## Directive
Locate every line in the records below that holds the word "forward" and return each one.

## Supplied records
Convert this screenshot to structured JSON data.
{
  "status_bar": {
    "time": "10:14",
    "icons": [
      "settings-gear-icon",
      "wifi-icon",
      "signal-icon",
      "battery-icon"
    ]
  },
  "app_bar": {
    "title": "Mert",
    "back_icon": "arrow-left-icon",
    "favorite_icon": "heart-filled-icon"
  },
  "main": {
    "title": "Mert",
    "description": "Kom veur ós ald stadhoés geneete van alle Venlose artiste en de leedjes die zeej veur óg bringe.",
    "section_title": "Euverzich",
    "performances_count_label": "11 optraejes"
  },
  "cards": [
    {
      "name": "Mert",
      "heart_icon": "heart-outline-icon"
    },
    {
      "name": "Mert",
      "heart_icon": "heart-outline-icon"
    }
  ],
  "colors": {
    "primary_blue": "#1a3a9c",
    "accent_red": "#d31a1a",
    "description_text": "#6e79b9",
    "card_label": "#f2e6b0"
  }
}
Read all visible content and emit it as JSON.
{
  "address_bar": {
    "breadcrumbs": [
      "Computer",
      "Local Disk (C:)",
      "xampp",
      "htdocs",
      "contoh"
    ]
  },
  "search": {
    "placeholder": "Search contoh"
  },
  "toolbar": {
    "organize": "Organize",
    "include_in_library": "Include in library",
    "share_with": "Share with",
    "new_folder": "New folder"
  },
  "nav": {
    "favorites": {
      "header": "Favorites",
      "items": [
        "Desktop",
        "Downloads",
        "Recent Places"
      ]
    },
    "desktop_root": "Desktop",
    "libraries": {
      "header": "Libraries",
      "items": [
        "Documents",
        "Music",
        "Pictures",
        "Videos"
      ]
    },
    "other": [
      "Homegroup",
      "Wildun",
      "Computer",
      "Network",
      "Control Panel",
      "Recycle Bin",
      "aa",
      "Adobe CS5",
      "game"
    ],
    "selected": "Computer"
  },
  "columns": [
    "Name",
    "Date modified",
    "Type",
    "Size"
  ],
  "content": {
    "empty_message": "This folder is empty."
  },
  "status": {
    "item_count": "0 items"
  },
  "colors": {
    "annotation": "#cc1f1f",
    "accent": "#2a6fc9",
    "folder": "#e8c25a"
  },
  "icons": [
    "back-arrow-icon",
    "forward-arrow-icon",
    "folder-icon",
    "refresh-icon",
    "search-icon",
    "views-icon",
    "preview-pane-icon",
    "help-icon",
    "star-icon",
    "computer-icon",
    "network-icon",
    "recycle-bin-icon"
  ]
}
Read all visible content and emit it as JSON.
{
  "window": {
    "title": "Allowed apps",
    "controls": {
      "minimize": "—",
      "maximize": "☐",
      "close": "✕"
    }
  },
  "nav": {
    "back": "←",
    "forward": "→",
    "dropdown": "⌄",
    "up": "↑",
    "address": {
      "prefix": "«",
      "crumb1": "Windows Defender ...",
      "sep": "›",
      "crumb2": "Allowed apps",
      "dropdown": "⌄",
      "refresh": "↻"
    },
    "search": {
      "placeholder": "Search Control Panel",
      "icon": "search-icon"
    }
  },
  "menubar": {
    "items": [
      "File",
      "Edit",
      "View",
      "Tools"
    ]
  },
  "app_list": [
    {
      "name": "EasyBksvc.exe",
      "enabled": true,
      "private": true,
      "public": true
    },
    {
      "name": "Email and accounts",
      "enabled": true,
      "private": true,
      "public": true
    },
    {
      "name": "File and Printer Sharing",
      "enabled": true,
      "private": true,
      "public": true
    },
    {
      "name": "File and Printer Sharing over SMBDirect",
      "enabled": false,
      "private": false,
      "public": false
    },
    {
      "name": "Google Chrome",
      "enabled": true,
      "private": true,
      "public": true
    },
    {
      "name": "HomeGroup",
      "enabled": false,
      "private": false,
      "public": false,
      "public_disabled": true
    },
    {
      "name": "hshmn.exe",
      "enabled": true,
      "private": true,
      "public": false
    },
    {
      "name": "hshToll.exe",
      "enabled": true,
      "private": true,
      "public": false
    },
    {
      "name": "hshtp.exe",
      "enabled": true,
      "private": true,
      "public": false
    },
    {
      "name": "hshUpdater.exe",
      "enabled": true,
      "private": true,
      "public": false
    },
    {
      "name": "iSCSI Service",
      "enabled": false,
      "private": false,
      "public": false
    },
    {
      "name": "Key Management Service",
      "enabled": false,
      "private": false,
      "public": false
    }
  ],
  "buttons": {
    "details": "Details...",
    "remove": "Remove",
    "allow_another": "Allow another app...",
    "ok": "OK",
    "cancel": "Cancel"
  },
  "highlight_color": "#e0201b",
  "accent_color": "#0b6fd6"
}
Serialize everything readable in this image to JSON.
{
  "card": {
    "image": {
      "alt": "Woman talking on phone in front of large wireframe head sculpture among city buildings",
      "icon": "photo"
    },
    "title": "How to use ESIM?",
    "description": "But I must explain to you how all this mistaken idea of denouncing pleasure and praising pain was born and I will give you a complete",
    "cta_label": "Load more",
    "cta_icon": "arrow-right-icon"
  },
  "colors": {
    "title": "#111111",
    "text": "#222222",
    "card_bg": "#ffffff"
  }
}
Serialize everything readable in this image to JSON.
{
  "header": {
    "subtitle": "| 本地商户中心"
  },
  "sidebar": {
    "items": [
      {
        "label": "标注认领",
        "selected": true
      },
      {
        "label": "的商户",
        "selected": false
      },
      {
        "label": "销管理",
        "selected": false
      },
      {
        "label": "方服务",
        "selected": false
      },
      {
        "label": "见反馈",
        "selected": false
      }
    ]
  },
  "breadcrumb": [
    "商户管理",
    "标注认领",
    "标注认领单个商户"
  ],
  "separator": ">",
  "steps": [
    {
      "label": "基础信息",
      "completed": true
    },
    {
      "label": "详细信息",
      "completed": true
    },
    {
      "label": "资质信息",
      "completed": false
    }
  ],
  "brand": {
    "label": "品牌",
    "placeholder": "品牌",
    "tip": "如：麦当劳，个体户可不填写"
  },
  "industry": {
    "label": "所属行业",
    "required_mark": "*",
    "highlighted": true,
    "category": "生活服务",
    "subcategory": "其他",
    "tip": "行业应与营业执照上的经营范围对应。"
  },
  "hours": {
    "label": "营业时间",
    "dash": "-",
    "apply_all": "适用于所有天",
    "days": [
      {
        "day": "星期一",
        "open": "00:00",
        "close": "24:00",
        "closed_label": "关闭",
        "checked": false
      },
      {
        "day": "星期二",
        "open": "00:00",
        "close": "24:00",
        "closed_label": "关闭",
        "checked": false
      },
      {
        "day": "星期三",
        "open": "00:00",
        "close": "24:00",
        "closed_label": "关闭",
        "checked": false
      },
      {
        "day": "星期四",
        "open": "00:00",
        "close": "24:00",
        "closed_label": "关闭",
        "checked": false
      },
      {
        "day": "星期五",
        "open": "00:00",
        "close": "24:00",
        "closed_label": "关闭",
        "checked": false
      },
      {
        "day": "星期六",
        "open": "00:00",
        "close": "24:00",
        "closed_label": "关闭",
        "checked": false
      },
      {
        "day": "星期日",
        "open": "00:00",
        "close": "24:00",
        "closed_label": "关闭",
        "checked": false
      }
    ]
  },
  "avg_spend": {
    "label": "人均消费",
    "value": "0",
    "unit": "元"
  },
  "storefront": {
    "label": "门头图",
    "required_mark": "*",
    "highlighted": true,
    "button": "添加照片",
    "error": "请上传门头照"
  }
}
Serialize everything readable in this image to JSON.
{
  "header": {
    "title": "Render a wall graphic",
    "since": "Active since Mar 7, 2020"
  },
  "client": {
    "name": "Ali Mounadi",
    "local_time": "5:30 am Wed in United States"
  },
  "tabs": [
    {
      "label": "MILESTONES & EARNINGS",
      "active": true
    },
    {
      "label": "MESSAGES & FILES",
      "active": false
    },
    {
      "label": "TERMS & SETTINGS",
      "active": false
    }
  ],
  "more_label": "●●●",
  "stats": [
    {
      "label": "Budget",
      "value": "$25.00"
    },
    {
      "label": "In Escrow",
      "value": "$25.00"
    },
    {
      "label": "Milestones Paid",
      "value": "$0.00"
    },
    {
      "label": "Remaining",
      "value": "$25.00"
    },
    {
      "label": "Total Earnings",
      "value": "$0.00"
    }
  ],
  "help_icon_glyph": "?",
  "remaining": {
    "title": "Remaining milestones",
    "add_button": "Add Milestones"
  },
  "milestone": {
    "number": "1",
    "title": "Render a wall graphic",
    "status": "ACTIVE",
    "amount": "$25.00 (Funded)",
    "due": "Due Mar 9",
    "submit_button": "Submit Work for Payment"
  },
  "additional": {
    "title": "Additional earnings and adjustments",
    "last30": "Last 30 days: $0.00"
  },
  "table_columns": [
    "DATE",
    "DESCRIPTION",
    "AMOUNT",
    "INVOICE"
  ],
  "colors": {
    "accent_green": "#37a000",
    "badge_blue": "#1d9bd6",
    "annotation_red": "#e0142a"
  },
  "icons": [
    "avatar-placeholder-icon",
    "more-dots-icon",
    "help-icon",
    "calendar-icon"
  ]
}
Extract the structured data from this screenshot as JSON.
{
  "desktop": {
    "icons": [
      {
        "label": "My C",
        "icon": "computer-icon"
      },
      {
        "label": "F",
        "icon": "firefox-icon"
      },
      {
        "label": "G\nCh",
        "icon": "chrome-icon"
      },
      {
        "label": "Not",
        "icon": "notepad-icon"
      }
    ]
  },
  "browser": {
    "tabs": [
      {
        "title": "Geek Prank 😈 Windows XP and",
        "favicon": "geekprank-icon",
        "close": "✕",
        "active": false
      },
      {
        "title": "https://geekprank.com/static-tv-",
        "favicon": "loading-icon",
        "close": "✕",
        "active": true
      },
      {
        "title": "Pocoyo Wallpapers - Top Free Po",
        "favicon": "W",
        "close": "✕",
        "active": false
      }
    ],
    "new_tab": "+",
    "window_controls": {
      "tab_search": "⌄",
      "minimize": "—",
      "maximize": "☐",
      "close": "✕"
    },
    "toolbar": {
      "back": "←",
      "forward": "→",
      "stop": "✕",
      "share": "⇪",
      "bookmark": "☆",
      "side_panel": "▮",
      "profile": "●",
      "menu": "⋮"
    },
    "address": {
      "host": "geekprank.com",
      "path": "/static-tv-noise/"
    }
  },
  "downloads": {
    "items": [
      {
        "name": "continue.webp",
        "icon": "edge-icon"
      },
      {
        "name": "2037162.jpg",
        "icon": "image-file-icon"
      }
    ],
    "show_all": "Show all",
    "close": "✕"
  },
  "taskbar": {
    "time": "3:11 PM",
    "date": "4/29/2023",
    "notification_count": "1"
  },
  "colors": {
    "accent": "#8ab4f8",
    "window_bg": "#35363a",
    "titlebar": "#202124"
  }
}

## Right answer
    "forward-arrow-icon",
    "forward": "→",
      "forward": "→",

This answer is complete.